■ GIVEN TASK ■
Exactly reproduce each record listed below.

■ MATERIAL FOR THIS EXERCISE ■
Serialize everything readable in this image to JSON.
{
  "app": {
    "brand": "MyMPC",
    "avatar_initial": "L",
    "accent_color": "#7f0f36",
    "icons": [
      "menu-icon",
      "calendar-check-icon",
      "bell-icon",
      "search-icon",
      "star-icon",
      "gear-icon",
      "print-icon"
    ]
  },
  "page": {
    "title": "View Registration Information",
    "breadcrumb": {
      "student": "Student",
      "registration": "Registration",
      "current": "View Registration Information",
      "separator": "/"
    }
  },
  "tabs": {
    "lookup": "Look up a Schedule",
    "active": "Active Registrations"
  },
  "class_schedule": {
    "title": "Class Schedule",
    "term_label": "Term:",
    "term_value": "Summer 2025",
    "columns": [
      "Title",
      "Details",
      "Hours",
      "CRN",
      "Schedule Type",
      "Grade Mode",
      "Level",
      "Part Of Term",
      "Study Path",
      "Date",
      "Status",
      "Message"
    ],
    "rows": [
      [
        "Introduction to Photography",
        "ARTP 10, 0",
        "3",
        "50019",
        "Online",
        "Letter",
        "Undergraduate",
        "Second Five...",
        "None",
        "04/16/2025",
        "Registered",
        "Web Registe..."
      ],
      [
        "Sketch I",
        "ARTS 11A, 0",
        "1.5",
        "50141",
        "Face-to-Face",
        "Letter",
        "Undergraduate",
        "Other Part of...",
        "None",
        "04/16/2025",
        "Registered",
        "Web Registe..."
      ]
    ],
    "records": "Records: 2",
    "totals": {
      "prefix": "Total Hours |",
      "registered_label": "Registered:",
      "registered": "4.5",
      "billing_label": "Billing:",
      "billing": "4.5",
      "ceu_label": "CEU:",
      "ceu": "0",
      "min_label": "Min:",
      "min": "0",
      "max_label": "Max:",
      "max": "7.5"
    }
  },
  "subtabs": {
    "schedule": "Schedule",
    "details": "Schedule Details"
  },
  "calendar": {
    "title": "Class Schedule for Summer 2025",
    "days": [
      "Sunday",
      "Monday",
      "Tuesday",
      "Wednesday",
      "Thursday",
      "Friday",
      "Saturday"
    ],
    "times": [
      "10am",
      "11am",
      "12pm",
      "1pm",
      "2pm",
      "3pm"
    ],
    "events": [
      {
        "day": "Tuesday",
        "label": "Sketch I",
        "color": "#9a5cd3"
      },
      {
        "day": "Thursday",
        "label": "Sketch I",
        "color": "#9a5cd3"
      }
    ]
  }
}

■ ANSWER TO THIS EXERCISE ■
Serialize everything readable in this image to JSON.
{
  "app": {
    "brand": "MyMPC",
    "avatar_initial": "L",
    "accent_color": "#7f0f36",
    "icons": [
      "menu-icon",
      "calendar-check-icon",
      "bell-icon",
      "search-icon",
      "star-icon",
      "gear-icon",
      "print-icon"
    ]
  },
  "page": {
    "title": "View Registration Information",
    "breadcrumb": {
      "student": "Student",
      "registration": "Registration",
      "current": "View Registration Information",
      "separator": "/"
    }
  },
  "tabs": {
    "lookup": "Look up a Schedule",
    "active": "Active Registrations"
  },
  "class_schedule": {
    "title": "Class Schedule",
    "term_label": "Term:",
    "term_value": "Summer 2025",
    "columns": [
      "Title",
      "Details",
      "Hours",
      "CRN",
      "Schedule Type",
      "Grade Mode",
      "Level",
      "Part Of Term",
      "Study Path",
      "Date",
      "Status",
      "Message"
    ],
    "rows": [
      [
        "Introduction to Photography",
        "ARTP 10, 0",
        "3",
        "50019",
        "Online",
        "Letter",
        "Undergraduate",
        "Second Five...",
        "None",
        "04/16/2025",
        "Registered",
        "Web Registe..."
      ],
      [
        "Sketch I",
        "ARTS 11A, 0",
        "1.5",
        "50141",
        "Face-to-Face",
        "Letter",
        "Undergraduate",
        "Other Part of...",
        "None",
        "04/16/2025",
        "Registered",
        "Web Registe..."
      ]
    ],
    "records": "Records: 2",
    "totals": {
      "prefix": "Total Hours |",
      "registered_label": "Registered:",
      "registered": "4.5",
      "billing_label": "Billing:",
      "billing": "4.5",
      "ceu_label": "CEU:",
      "ceu": "0",
      "min_label": "Min:",
      "min": "0",
      "max_label": "Max:",
      "max": "7.5"
    }
  },
  "subtabs": {
    "schedule": "Schedule",
    "details": "Schedule Details"
  },
  "calendar": {
    "title": "Class Schedule for Summer 2025",
    "days": [
      "Sunday",
      "Monday",
      "Tuesday",
      "Wednesday",
      "Thursday",
      "Friday",
      "Saturday"
    ],
    "times": [
      "10am",
      "11am",
      "12pm",
      "1pm",
      "2pm",
      "3pm"
    ],
    "events": [
      {
        "day": "Tuesday",
        "label": "Sketch I",
        "color": "#9a5cd3"
      },
      {
        "day": "Thursday",
        "label": "Sketch I",
        "color": "#9a5cd3"
      }
    ]
  }
}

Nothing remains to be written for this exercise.